Exercise input:
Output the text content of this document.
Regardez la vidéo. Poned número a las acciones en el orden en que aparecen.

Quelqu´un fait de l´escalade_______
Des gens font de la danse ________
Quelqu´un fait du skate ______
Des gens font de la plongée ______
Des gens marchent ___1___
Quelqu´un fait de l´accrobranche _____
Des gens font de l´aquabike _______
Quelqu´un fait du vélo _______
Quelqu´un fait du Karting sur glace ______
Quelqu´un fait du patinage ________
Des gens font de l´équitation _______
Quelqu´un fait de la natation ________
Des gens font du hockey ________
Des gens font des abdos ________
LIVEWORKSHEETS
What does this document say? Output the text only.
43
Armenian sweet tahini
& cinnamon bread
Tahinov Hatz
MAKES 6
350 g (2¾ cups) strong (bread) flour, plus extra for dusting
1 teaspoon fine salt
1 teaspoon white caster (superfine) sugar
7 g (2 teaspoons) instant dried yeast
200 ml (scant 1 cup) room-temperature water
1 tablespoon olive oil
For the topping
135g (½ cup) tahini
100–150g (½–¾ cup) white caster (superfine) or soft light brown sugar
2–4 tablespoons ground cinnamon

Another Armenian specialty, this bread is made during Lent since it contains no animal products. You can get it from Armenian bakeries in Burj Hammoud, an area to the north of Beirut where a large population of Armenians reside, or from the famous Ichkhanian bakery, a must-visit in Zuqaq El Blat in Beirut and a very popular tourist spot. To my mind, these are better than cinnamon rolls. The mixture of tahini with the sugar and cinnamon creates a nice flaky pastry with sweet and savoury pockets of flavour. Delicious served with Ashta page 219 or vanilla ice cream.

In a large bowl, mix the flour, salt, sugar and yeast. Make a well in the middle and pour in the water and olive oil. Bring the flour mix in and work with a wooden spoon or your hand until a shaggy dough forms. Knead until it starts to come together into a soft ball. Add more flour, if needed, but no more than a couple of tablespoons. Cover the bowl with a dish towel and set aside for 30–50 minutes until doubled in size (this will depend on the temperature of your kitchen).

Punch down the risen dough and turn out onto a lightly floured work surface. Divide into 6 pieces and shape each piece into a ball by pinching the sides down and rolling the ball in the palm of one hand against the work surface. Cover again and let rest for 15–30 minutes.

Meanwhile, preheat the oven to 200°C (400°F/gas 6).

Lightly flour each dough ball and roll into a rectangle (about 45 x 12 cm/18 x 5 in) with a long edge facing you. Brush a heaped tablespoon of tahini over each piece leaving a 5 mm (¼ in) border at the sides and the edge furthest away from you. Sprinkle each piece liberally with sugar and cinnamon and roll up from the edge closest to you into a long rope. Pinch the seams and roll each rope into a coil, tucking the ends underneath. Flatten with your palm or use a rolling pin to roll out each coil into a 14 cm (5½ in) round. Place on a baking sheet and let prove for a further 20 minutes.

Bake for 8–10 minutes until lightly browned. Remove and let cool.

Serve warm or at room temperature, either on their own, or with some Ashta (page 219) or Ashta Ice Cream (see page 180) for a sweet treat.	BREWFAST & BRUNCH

Instruction:
Retype the material above, line by line, exactly.

Response:
Output the text content of this document.
Regardez la vidéo. Poned número a las acciones en el orden en que aparecen.

Quelqu´un fait de l´escalade_______
Des gens font de la danse ________
Quelqu´un fait du skate ______
Des gens font de la plongée ______
Des gens marchent ___1___
Quelqu´un fait de l´accrobranche _____
Des gens font de l´aquabike _______
Quelqu´un fait du vélo _______
Quelqu´un fait du Karting sur glace ______
Quelqu´un fait du patinage ________
Des gens font de l´équitation _______
Quelqu´un fait de la natation ________
Des gens font du hockey ________
Des gens font des abdos ________
LIVEWORKSHEETS
What does this document say? Output the text only.
43
Armenian sweet tahini
& cinnamon bread
Tahinov Hatz
MAKES 6
350 g (2¾ cups) strong (bread) flour, plus extra for dusting
1 teaspoon fine salt
1 teaspoon white caster (superfine) sugar
7 g (2 teaspoons) instant dried yeast
200 ml (scant 1 cup) room-temperature water
1 tablespoon olive oil
For the topping
135g (½ cup) tahini
100–150g (½–¾ cup) white caster (superfine) or soft light brown sugar
2–4 tablespoons ground cinnamon

Another Armenian specialty, this bread is made during Lent since it contains no animal products. You can get it from Armenian bakeries in Burj Hammoud, an area to the north of Beirut where a large population of Armenians reside, or from the famous Ichkhanian bakery, a must-visit in Zuqaq El Blat in Beirut and a very popular tourist spot. To my mind, these are better than cinnamon rolls. The mixture of tahini with the sugar and cinnamon creates a nice flaky pastry with sweet and savoury pockets of flavour. Delicious served with Ashta page 219 or vanilla ice cream.

In a large bowl, mix the flour, salt, sugar and yeast. Make a well in the middle and pour in the water and olive oil. Bring the flour mix in and work with a wooden spoon or your hand until a shaggy dough forms. Knead until it starts to come together into a soft ball. Add more flour, if needed, but no more than a couple of tablespoons. Cover the bowl with a dish towel and set aside for 30–50 minutes until doubled in size (this will depend on the temperature of your kitchen).

Punch down the risen dough and turn out onto a lightly floured work surface. Divide into 6 pieces and shape each piece into a ball by pinching the sides down and rolling the ball in the palm of one hand against the work surface. Cover again and let rest for 15–30 minutes.

Meanwhile, preheat the oven to 200°C (400°F/gas 6).

Lightly flour each dough ball and roll into a rectangle (about 45 x 12 cm/18 x 5 in) with a long edge facing you. Brush a heaped tablespoon of tahini over each piece leaving a 5 mm (¼ in) border at the sides and the edge furthest away from you. Sprinkle each piece liberally with sugar and cinnamon and roll up from the edge closest to you into a long rope. Pinch the seams and roll each rope into a coil, tucking the ends underneath. Flatten with your palm or use a rolling pin to roll out each coil into a 14 cm (5½ in) round. Place on a baking sheet and let prove for a further 20 minutes.

Bake for 8–10 minutes until lightly browned. Remove and let cool.

Serve warm or at room temperature, either on their own, or with some Ashta (page 219) or Ashta Ice Cream (see page 180) for a sweet treat.	BREWFAST & BRUNCH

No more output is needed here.